Beneath this task is a listing; retype all of it exactly.

====

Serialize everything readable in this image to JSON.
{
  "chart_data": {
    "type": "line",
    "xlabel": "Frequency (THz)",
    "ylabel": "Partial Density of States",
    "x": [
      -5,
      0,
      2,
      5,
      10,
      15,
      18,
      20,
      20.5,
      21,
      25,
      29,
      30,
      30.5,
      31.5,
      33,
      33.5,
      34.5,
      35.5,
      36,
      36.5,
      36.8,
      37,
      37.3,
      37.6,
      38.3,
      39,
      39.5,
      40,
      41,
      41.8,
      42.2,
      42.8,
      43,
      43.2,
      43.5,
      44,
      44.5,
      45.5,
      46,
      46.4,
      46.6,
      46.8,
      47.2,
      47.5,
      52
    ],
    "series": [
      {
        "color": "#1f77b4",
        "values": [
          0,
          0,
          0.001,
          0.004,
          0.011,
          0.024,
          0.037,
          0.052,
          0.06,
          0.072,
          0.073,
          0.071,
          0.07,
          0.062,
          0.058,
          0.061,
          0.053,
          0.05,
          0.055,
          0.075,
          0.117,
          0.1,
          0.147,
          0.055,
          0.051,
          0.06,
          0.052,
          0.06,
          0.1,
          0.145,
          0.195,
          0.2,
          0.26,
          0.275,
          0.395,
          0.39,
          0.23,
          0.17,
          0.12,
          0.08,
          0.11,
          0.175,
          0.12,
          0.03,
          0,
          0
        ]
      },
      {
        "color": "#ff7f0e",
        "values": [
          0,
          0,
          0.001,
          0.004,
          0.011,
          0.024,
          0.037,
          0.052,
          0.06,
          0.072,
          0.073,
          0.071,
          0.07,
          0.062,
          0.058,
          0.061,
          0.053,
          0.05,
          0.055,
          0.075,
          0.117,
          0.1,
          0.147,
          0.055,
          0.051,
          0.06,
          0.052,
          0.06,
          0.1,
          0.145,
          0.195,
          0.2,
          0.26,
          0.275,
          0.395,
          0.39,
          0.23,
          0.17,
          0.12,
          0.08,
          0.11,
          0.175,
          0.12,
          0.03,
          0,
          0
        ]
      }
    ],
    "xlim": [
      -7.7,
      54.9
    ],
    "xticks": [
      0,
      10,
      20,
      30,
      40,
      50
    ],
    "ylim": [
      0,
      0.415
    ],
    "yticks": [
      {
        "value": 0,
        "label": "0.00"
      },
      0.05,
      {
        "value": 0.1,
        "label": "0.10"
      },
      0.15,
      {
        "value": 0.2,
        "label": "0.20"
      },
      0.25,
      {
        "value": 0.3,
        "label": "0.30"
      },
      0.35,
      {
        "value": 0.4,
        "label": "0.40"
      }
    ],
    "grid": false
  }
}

====

▸ **SOLUTION TO THIS TASK**:
Serialize everything readable in this image to JSON.
{
  "chart_data": {
    "type": "line",
    "xlabel": "Frequency (THz)",
    "ylabel": "Partial Density of States",
    "x": [
      -5,
      0,
      2,
      5,
      10,
      15,
      18,
      20,
      20.5,
      21,
      25,
      29,
      30,
      30.5,
      31.5,
      33,
      33.5,
      34.5,
      35.5,
      36,
      36.5,
      36.8,
      37,
      37.3,
      37.6,
      38.3,
      39,
      39.5,
      40,
      41,
      41.8,
      42.2,
      42.8,
      43,
      43.2,
      43.5,
      44,
      44.5,
      45.5,
      46,
      46.4,
      46.6,
      46.8,
      47.2,
      47.5,
      52
    ],
    "series": [
      {
        "color": "#1f77b4",
        "values": [
          0,
          0,
          0.001,
          0.004,
          0.011,
          0.024,
          0.037,
          0.052,
          0.06,
          0.072,
          0.073,
          0.071,
          0.07,
          0.062,
          0.058,
          0.061,
          0.053,
          0.05,
          0.055,
          0.075,
          0.117,
          0.1,
          0.147,
          0.055,
          0.051,
          0.06,
          0.052,
          0.06,
          0.1,
          0.145,
          0.195,
          0.2,
          0.26,
          0.275,
          0.395,
          0.39,
          0.23,
          0.17,
          0.12,
          0.08,
          0.11,
          0.175,
          0.12,
          0.03,
          0,
          0
        ]
      },
      {
        "color": "#ff7f0e",
        "values": [
          0,
          0,
          0.001,
          0.004,
          0.011,
          0.024,
          0.037,
          0.052,
          0.06,
          0.072,
          0.073,
          0.071,
          0.07,
          0.062,
          0.058,
          0.061,
          0.053,
          0.05,
          0.055,
          0.075,
          0.117,
          0.1,
          0.147,
          0.055,
          0.051,
          0.06,
          0.052,
          0.06,
          0.1,
          0.145,
          0.195,
          0.2,
          0.26,
          0.275,
          0.395,
          0.39,
          0.23,
          0.17,
          0.12,
          0.08,
          0.11,
          0.175,
          0.12,
          0.03,
          0,
          0
        ]
      }
    ],
    "xlim": [
      -7.7,
      54.9
    ],
    "xticks": [
      0,
      10,
      20,
      30,
      40,
      50
    ],
    "ylim": [
      0,
      0.415
    ],
    "yticks": [
      {
        "value": 0,
        "label": "0.00"
      },
      0.05,
      {
        "value": 0.1,
        "label": "0.10"
      },
      0.15,
      {
        "value": 0.2,
        "label": "0.20"
      },
      0.25,
      {
        "value": 0.3,
        "label": "0.30"
      },
      0.35,
      {
        "value": 0.4,
        "label": "0.40"
      }
    ],
    "grid": false
  }
}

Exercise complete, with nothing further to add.